**Request**: Locate each line containing the string "selection" and copy it out.

**Records supplied**:
-- Start --

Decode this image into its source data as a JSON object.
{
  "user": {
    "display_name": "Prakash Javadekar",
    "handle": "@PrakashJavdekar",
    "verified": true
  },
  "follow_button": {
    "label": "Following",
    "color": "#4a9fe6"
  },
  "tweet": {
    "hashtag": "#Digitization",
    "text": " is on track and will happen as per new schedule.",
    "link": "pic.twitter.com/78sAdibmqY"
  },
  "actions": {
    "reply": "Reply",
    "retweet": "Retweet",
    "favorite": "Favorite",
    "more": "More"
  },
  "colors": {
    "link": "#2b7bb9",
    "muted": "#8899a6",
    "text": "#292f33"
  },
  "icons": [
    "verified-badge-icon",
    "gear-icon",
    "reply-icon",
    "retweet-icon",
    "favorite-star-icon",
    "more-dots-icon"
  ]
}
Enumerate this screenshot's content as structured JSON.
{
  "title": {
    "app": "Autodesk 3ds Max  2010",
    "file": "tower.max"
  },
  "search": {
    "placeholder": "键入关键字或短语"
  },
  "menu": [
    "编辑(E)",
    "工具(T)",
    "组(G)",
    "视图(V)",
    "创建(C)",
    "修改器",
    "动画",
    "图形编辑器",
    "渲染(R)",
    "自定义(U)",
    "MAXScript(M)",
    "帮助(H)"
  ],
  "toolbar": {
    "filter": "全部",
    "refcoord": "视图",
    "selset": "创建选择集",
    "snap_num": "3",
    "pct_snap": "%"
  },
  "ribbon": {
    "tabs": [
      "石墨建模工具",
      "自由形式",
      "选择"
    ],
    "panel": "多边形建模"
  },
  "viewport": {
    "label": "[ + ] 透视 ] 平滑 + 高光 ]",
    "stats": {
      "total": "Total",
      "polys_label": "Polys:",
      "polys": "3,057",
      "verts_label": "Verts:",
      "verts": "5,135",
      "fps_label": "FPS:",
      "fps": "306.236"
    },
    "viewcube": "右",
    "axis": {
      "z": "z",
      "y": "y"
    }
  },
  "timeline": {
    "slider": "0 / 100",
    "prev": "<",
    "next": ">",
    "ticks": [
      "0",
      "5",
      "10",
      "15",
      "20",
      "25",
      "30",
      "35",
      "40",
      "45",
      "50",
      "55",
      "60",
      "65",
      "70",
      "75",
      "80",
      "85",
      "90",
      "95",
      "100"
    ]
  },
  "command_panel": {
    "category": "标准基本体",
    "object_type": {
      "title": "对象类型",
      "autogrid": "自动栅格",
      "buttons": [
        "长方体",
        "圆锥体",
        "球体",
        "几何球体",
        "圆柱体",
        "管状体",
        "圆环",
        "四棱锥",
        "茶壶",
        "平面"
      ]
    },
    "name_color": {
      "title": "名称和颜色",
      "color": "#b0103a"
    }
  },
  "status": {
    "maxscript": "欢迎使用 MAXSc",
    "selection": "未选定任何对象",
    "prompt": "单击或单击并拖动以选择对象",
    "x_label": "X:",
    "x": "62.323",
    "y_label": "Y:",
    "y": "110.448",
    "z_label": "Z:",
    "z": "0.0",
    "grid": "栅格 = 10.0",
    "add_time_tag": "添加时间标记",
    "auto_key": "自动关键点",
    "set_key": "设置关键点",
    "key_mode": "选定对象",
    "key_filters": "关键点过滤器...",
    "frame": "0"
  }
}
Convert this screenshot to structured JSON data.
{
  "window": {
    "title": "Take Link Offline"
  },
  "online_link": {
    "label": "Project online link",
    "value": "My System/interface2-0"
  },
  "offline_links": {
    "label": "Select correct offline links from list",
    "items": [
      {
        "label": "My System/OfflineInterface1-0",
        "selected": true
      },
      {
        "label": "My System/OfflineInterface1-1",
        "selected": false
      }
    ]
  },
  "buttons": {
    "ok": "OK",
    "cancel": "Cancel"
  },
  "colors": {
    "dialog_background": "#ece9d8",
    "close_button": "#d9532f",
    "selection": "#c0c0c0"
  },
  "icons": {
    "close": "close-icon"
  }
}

-- End --

**Solution to this exercise**:
    "selection": "未选定任何对象",
    "selection": "#c0c0c0"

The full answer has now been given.